## DIRECTIVE
Copy out the lines of the records that run from the line containing "colour-swatch-red[interactable] [890, 283, 930, 323]" through the line containing "klarna-message: Make 3", including both of those lines, and reproduce them without any change.
>> BEGIN EXERCISE MATERIAL
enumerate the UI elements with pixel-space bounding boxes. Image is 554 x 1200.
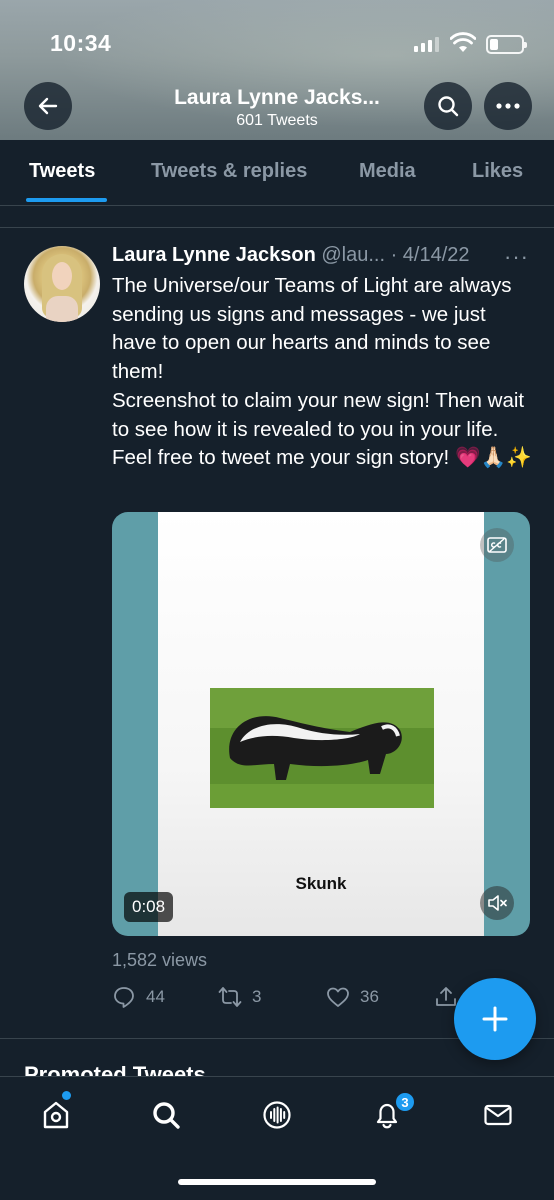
arrow-left-icon <box>38 97 58 115</box>
search-button[interactable] <box>424 82 472 130</box>
closed-captions-button[interactable] <box>480 528 514 562</box>
battery-icon <box>486 35 527 54</box>
retweet-count: 3 <box>252 987 262 1006</box>
tweet-more-button[interactable]: ··· <box>504 244 529 270</box>
home-icon <box>43 1101 69 1129</box>
tab-tweets[interactable]: Tweets <box>29 160 95 183</box>
cellular-signal-icon <box>414 36 439 52</box>
status-time: 10:34 <box>50 30 112 56</box>
messages-icon <box>484 1104 512 1126</box>
back-button[interactable] <box>24 82 72 130</box>
tweet-text: The Universe/our Teams of Light are alwa… <box>112 274 532 470</box>
nav-search[interactable] <box>146 1095 186 1135</box>
reply-count: 44 <box>146 987 165 1006</box>
view-count: 1,582 views <box>112 950 208 970</box>
previous-tweet-edge <box>0 206 554 228</box>
share-button[interactable] <box>434 984 458 1010</box>
compose-tweet-button[interactable] <box>454 978 536 1060</box>
avatar[interactable] <box>24 246 100 322</box>
tweet-header: Laura Lynne Jackson @lau... · 4/14/22 <box>112 244 470 267</box>
closed-captions-icon <box>487 537 507 553</box>
wifi-icon <box>450 32 476 52</box>
share-icon <box>436 987 456 1006</box>
tab-media[interactable]: Media <box>359 160 416 183</box>
nav-spaces[interactable] <box>257 1095 297 1135</box>
reply-button[interactable]: 44 <box>112 984 165 1010</box>
tweet-count: 601 Tweets <box>236 112 318 129</box>
spaces-icon <box>263 1101 291 1129</box>
plus-icon <box>482 1006 508 1032</box>
notifications-badge: 3 <box>394 1091 416 1113</box>
search-icon <box>438 96 459 117</box>
more-horizontal-icon <box>496 103 520 109</box>
tweet-date: · 4/14/22 <box>390 244 470 266</box>
nav-home[interactable] <box>36 1095 76 1135</box>
nav-messages[interactable] <box>478 1095 518 1135</box>
battery-level <box>490 39 498 50</box>
like-button[interactable]: 36 <box>326 984 379 1010</box>
heart-icon <box>327 987 349 1007</box>
volume-mute-icon <box>488 895 507 911</box>
retweet-button[interactable]: 3 <box>218 984 261 1010</box>
home-unread-dot <box>62 1091 71 1100</box>
video-duration: 0:08 <box>124 892 174 922</box>
tab-tweets-replies[interactable]: Tweets & replies <box>151 160 307 183</box>
reply-icon <box>114 987 134 1008</box>
tab-likes[interactable]: Likes <box>472 160 523 183</box>
search-icon <box>153 1102 180 1129</box>
profile-name: Laura Lynne Jacks... <box>174 86 380 109</box>
tweet-handle[interactable]: @lau... <box>321 244 385 266</box>
mute-button[interactable] <box>480 886 514 920</box>
more-options-button[interactable] <box>484 82 532 130</box>
video-caption: Skunk <box>295 874 347 893</box>
section-title: Promoted Tweets <box>24 1064 206 1076</box>
like-count: 36 <box>360 987 379 1006</box>
status-bar: 10:34 <box>0 0 554 80</box>
tweet-video[interactable]: Skunk 0:08 <box>112 512 530 936</box>
tweet-author-name[interactable]: Laura Lynne Jackson <box>112 244 316 266</box>
active-tab-indicator <box>26 198 107 202</box>
home-indicator <box>178 1179 376 1185</box>
profile-tabs: Tweets Tweets & replies Media Likes <box>0 140 554 206</box>
retweet-icon <box>218 987 242 1007</box>
profile-header: Laura Lynne Jacks... 601 Tweets <box>110 86 444 130</box>
skunk-image <box>210 688 434 808</box>
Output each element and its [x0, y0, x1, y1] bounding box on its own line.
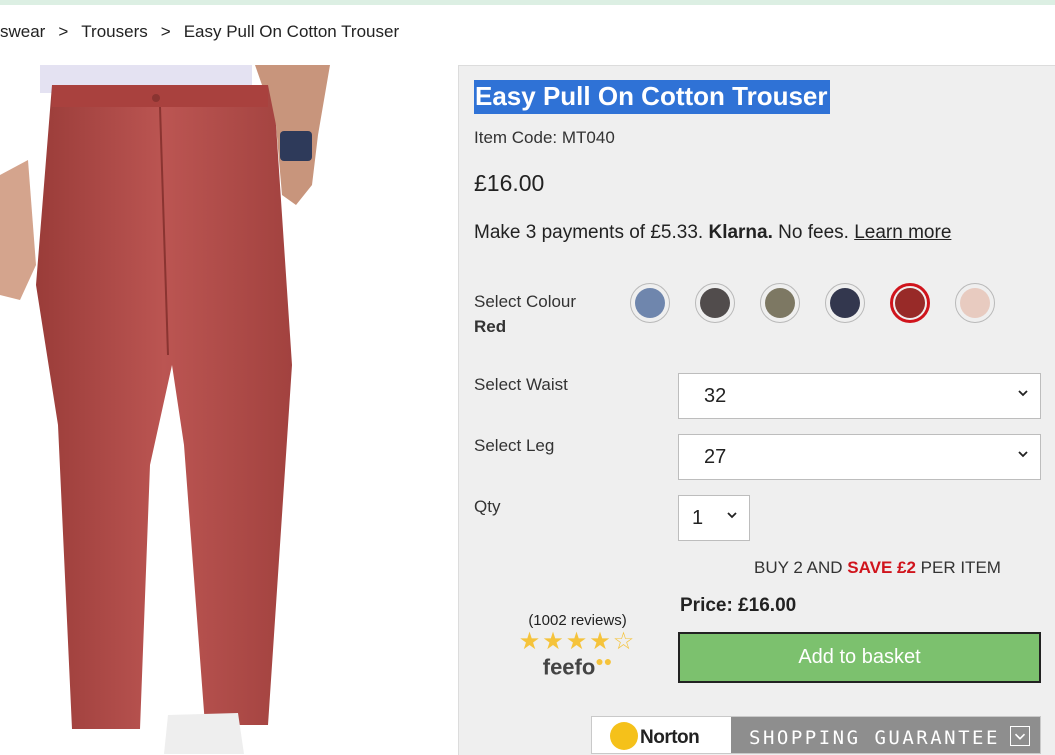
colour-swatch-red[interactable] [890, 283, 930, 323]
colour-swatch-pink[interactable] [955, 283, 995, 323]
guarantee-banner: SHOPPING GUARANTEE [731, 717, 1040, 753]
feefo-logo: feefo●● [542, 653, 613, 680]
product-title: Easy Pull On Cotton Trouser [474, 80, 830, 114]
breadcrumb-separator: > [58, 22, 69, 41]
star-rating: ★★★★☆ [505, 629, 650, 655]
star-outline-icon: ☆ [612, 628, 637, 655]
feefo-rating-widget[interactable]: (1002 reviews) ★★★★☆ feefo●● [505, 612, 650, 680]
colour-swatch-charcoal[interactable] [695, 283, 735, 323]
promo-save: SAVE £2 [847, 558, 916, 577]
star-icon: ★ [542, 628, 566, 655]
colour-swatch-navy[interactable] [825, 283, 865, 323]
colour-label: Select Colour [474, 292, 577, 311]
star-icon: ★ [589, 628, 613, 655]
norton-logo: Norton [592, 717, 731, 753]
item-code: Item Code: MT040 [474, 128, 615, 147]
leg-select[interactable]: 27 [678, 434, 1041, 480]
promo-prefix: BUY 2 AND [754, 558, 843, 577]
colour-swatch-olive[interactable] [760, 283, 800, 323]
chevron-down-icon [727, 512, 737, 519]
trouser-shape [36, 85, 292, 729]
promo-suffix: PER ITEM [920, 558, 1001, 577]
selected-colour: Red [474, 317, 507, 336]
colour-swatches [630, 283, 1020, 327]
colour-swatch-blue[interactable] [630, 283, 670, 323]
qty-select[interactable]: 1 [678, 495, 750, 541]
product-image[interactable] [0, 65, 440, 754]
waist-label: Select Waist [474, 375, 568, 394]
waist-select[interactable]: 32 [678, 373, 1041, 419]
leg-value: 27 [704, 446, 727, 468]
checkmark-icon [610, 722, 638, 750]
breadcrumb-item-trousers[interactable]: Trousers [81, 22, 147, 41]
qty-value: 1 [692, 507, 704, 529]
button-shape [152, 94, 160, 102]
star-icon: ★ [518, 628, 543, 655]
review-count: (1002 reviews) [528, 612, 627, 629]
shoe-shape [164, 713, 244, 754]
product-price: £16.00 [474, 170, 545, 196]
left-arm-shape [0, 160, 36, 300]
chevron-down-icon[interactable] [1010, 726, 1030, 746]
breadcrumb-item-current: Easy Pull On Cotton Trouser [183, 22, 400, 41]
klarna-prefix: Make 3 payments of £5.33. [474, 222, 704, 243]
watch-shape [280, 131, 312, 161]
waistband-shape [52, 85, 268, 107]
waist-value: 32 [704, 385, 727, 407]
klarna-message: Make 3 payments of £5.33. Klarna. No fee… [474, 222, 951, 244]
guarantee-text: SHOPPING GUARANTEE [749, 727, 1000, 749]
breadcrumb-separator: > [160, 22, 171, 41]
norton-brand: Norton [640, 727, 700, 748]
multibuy-promo: BUY 2 AND SAVE £2 PER ITEM [754, 558, 1001, 578]
norton-shopping-guarantee[interactable]: Norton SHOPPING GUARANTEE [591, 716, 1041, 754]
chevron-down-icon [1018, 451, 1028, 458]
klarna-learn-more-link[interactable]: Learn more [854, 222, 951, 243]
star-icon: ★ [565, 628, 590, 655]
leg-label: Select Leg [474, 436, 555, 455]
qty-label: Qty [474, 497, 501, 516]
klarna-middle: No fees. [778, 222, 849, 243]
top-accent-bar [0, 0, 1055, 5]
chevron-down-icon [1018, 390, 1028, 397]
breadcrumb-item-menswear[interactable]: swear [0, 22, 45, 41]
klarna-brand: Klarna. [708, 222, 773, 243]
add-to-basket-button[interactable]: Add to basket [678, 632, 1041, 683]
total-price: Price: £16.00 [680, 595, 797, 616]
breadcrumb: swear > Trousers > Easy Pull On Cotton Trous… [0, 22, 399, 42]
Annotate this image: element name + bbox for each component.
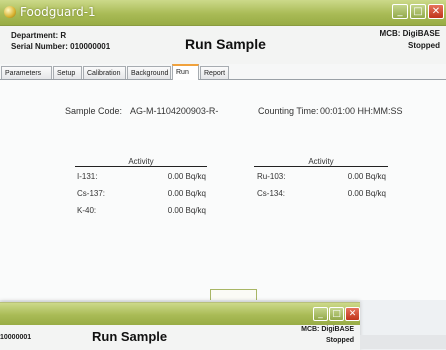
>> END EXERCISE MATERIAL
## TASK OUTPUT
colour-swatch-red[interactable] [890, 283, 930, 323]
colour-swatch-pink[interactable] [955, 283, 995, 323]
guarantee-banner: SHOPPING GUARANTEE [731, 717, 1040, 753]
feefo-logo: feefo●● [542, 653, 613, 680]
product-title: Easy Pull On Cotton Trouser [474, 80, 830, 114]
breadcrumb-separator: > [58, 22, 69, 41]
star-rating: ★★★★☆ [505, 629, 650, 655]
star-outline-icon: ☆ [612, 628, 637, 655]
feefo-rating-widget[interactable]: (1002 reviews) ★★★★☆ feefo●● [505, 612, 650, 680]
colour-swatch-charcoal[interactable] [695, 283, 735, 323]
promo-save: SAVE £2 [847, 558, 916, 577]
star-icon: ★ [542, 628, 566, 655]
colour-swatch-navy[interactable] [825, 283, 865, 323]
colour-label: Select Colour [474, 292, 577, 311]
star-icon: ★ [589, 628, 613, 655]
norton-logo: Norton [592, 717, 731, 753]
item-code: Item Code: MT040 [474, 128, 615, 147]
leg-select[interactable]: 27 [678, 434, 1041, 480]
promo-prefix: BUY 2 AND [754, 558, 843, 577]
colour-swatch-olive[interactable] [760, 283, 800, 323]
chevron-down-icon [727, 512, 737, 519]
trouser-shape [36, 85, 292, 729]
promo-suffix: PER ITEM [920, 558, 1001, 577]
selected-colour: Red [474, 317, 507, 336]
colour-swatches [630, 283, 1020, 327]
colour-swatch-blue[interactable] [630, 283, 670, 323]
qty-select[interactable]: 1 [678, 495, 750, 541]
product-image[interactable] [0, 65, 440, 754]
waist-label: Select Waist [474, 375, 568, 394]
waist-select[interactable]: 32 [678, 373, 1041, 419]
leg-value: 27 [704, 446, 727, 468]
checkmark-icon [610, 722, 638, 750]
breadcrumb-item-trousers[interactable]: Trousers [81, 22, 147, 41]
qty-value: 1 [692, 507, 704, 529]
button-shape [152, 94, 160, 102]
star-icon: ★ [518, 628, 543, 655]
review-count: (1002 reviews) [528, 612, 627, 629]
shoe-shape [164, 713, 244, 754]
product-price: £16.00 [474, 170, 545, 196]
left-arm-shape [0, 160, 36, 300]
chevron-down-icon[interactable] [1010, 726, 1030, 746]
breadcrumb-item-current: Easy Pull On Cotton Trouser [183, 22, 400, 41]
klarna-prefix: Make 3 payments of £5.33. [474, 222, 704, 243]
watch-shape [280, 131, 312, 161]
waistband-shape [52, 85, 268, 107]
waist-value: 32 [704, 385, 727, 407]
klarna-message: Make 3 payments of £5.33. Klarna. No fee… [474, 222, 951, 244]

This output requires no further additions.